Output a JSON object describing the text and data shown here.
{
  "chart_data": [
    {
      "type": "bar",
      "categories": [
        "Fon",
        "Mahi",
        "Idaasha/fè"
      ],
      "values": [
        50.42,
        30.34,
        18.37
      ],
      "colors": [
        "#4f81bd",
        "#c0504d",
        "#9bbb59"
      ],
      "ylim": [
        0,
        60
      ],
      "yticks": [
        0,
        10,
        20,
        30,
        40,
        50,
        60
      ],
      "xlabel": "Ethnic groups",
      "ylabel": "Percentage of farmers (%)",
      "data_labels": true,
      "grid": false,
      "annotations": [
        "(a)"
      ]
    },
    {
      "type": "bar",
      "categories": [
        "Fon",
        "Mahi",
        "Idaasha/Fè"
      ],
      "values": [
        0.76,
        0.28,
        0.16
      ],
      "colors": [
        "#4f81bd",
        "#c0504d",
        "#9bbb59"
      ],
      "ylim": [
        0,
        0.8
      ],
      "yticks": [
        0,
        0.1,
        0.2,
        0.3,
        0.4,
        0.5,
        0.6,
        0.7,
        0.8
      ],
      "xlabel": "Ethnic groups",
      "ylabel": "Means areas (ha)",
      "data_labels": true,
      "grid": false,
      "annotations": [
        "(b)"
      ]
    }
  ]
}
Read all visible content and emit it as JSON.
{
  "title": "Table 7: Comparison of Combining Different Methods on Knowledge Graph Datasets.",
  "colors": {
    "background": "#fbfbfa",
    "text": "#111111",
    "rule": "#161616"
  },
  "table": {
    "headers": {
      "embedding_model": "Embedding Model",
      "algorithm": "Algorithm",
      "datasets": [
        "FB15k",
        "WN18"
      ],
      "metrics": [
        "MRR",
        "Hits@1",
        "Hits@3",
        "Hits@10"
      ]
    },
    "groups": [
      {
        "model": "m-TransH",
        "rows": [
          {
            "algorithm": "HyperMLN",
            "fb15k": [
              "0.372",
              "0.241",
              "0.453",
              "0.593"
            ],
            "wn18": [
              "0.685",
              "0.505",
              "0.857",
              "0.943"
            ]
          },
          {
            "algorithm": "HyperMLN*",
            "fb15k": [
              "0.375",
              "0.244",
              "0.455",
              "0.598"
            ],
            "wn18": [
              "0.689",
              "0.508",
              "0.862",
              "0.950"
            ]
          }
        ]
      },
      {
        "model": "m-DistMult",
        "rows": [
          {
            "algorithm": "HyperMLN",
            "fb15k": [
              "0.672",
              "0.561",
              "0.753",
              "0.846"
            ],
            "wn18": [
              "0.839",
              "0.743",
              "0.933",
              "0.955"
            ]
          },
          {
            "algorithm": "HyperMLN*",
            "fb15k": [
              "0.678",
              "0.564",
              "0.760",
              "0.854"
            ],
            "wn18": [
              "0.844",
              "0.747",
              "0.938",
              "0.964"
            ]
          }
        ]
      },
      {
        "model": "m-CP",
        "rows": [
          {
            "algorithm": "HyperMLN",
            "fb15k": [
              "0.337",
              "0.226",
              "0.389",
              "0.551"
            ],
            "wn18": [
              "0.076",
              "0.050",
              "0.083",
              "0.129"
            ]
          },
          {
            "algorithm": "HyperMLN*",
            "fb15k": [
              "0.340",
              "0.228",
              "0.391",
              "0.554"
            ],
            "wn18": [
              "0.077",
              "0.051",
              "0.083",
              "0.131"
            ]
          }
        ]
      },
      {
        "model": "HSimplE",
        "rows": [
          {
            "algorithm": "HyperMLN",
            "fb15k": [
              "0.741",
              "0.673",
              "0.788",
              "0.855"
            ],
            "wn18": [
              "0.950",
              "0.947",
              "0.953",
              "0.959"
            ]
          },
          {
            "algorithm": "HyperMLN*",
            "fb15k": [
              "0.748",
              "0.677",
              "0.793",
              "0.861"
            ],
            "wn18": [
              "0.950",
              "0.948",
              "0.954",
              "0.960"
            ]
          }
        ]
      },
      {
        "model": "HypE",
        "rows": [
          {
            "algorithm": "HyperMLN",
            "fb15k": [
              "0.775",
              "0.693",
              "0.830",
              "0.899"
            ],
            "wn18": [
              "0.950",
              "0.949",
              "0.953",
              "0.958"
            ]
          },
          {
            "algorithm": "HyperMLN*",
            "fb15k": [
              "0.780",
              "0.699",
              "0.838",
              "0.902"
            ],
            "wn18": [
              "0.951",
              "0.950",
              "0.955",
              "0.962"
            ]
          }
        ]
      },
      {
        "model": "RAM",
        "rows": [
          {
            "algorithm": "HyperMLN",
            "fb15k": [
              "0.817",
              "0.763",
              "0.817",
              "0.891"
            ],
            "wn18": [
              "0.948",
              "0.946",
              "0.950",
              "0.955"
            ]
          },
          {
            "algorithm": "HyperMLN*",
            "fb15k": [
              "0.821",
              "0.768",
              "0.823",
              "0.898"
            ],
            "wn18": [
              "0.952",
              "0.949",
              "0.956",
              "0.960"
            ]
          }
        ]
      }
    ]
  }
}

★ ★ ★ ★ ★

Description of the task: Retype all the records, matching them exactly.

Exercise answer:
Output a JSON object describing the text and data shown here.
{
  "chart_data": [
    {
      "type": "bar",
      "categories": [
        "Fon",
        "Mahi",
        "Idaasha/fè"
      ],
      "values": [
        50.42,
        30.34,
        18.37
      ],
      "colors": [
        "#4f81bd",
        "#c0504d",
        "#9bbb59"
      ],
      "ylim": [
        0,
        60
      ],
      "yticks": [
        0,
        10,
        20,
        30,
        40,
        50,
        60
      ],
      "xlabel": "Ethnic groups",
      "ylabel": "Percentage of farmers (%)",
      "data_labels": true,
      "grid": false,
      "annotations": [
        "(a)"
      ]
    },
    {
      "type": "bar",
      "categories": [
        "Fon",
        "Mahi",
        "Idaasha/Fè"
      ],
      "values": [
        0.76,
        0.28,
        0.16
      ],
      "colors": [
        "#4f81bd",
        "#c0504d",
        "#9bbb59"
      ],
      "ylim": [
        0,
        0.8
      ],
      "yticks": [
        0,
        0.1,
        0.2,
        0.3,
        0.4,
        0.5,
        0.6,
        0.7,
        0.8
      ],
      "xlabel": "Ethnic groups",
      "ylabel": "Means areas (ha)",
      "data_labels": true,
      "grid": false,
      "annotations": [
        "(b)"
      ]
    }
  ]
}
Read all visible content and emit it as JSON.
{
  "title": "Table 7: Comparison of Combining Different Methods on Knowledge Graph Datasets.",
  "colors": {
    "background": "#fbfbfa",
    "text": "#111111",
    "rule": "#161616"
  },
  "table": {
    "headers": {
      "embedding_model": "Embedding Model",
      "algorithm": "Algorithm",
      "datasets": [
        "FB15k",
        "WN18"
      ],
      "metrics": [
        "MRR",
        "Hits@1",
        "Hits@3",
        "Hits@10"
      ]
    },
    "groups": [
      {
        "model": "m-TransH",
        "rows": [
          {
            "algorithm": "HyperMLN",
            "fb15k": [
              "0.372",
              "0.241",
              "0.453",
              "0.593"
            ],
            "wn18": [
              "0.685",
              "0.505",
              "0.857",
              "0.943"
            ]
          },
          {
            "algorithm": "HyperMLN*",
            "fb15k": [
              "0.375",
              "0.244",
              "0.455",
              "0.598"
            ],
            "wn18": [
              "0.689",
              "0.508",
              "0.862",
              "0.950"
            ]
          }
        ]
      },
      {
        "model": "m-DistMult",
        "rows": [
          {
            "algorithm": "HyperMLN",
            "fb15k": [
              "0.672",
              "0.561",
              "0.753",
              "0.846"
            ],
            "wn18": [
              "0.839",
              "0.743",
              "0.933",
              "0.955"
            ]
          },
          {
            "algorithm": "HyperMLN*",
            "fb15k": [
              "0.678",
              "0.564",
              "0.760",
              "0.854"
            ],
            "wn18": [
              "0.844",
              "0.747",
              "0.938",
              "0.964"
            ]
          }
        ]
      },
      {
        "model": "m-CP",
        "rows": [
          {
            "algorithm": "HyperMLN",
            "fb15k": [
              "0.337",
              "0.226",
              "0.389",
              "0.551"
            ],
            "wn18": [
              "0.076",
              "0.050",
              "0.083",
              "0.129"
            ]
          },
          {
            "algorithm": "HyperMLN*",
            "fb15k": [
              "0.340",
              "0.228",
              "0.391",
              "0.554"
            ],
            "wn18": [
              "0.077",
              "0.051",
              "0.083",
              "0.131"
            ]
          }
        ]
      },
      {
        "model": "HSimplE",
        "rows": [
          {
            "algorithm": "HyperMLN",
            "fb15k": [
              "0.741",
              "0.673",
              "0.788",
              "0.855"
            ],
            "wn18": [
              "0.950",
              "0.947",
              "0.953",
              "0.959"
            ]
          },
          {
            "algorithm": "HyperMLN*",
            "fb15k": [
              "0.748",
              "0.677",
              "0.793",
              "0.861"
            ],
            "wn18": [
              "0.950",
              "0.948",
              "0.954",
              "0.960"
            ]
          }
        ]
      },
      {
        "model": "HypE",
        "rows": [
          {
            "algorithm": "HyperMLN",
            "fb15k": [
              "0.775",
              "0.693",
              "0.830",
              "0.899"
            ],
            "wn18": [
              "0.950",
              "0.949",
              "0.953",
              "0.958"
            ]
          },
          {
            "algorithm": "HyperMLN*",
            "fb15k": [
              "0.780",
              "0.699",
              "0.838",
              "0.902"
            ],
            "wn18": [
              "0.951",
              "0.950",
              "0.955",
              "0.962"
            ]
          }
        ]
      },
      {
        "model": "RAM",
        "rows": [
          {
            "algorithm": "HyperMLN",
            "fb15k": [
              "0.817",
              "0.763",
              "0.817",
              "0.891"
            ],
            "wn18": [
              "0.948",
              "0.946",
              "0.950",
              "0.955"
            ]
          },
          {
            "algorithm": "HyperMLN*",
            "fb15k": [
              "0.821",
              "0.768",
              "0.823",
              "0.898"
            ],
            "wn18": [
              "0.952",
              "0.949",
              "0.956",
              "0.960"
            ]
          }
        ]
      }
    ]
  }
}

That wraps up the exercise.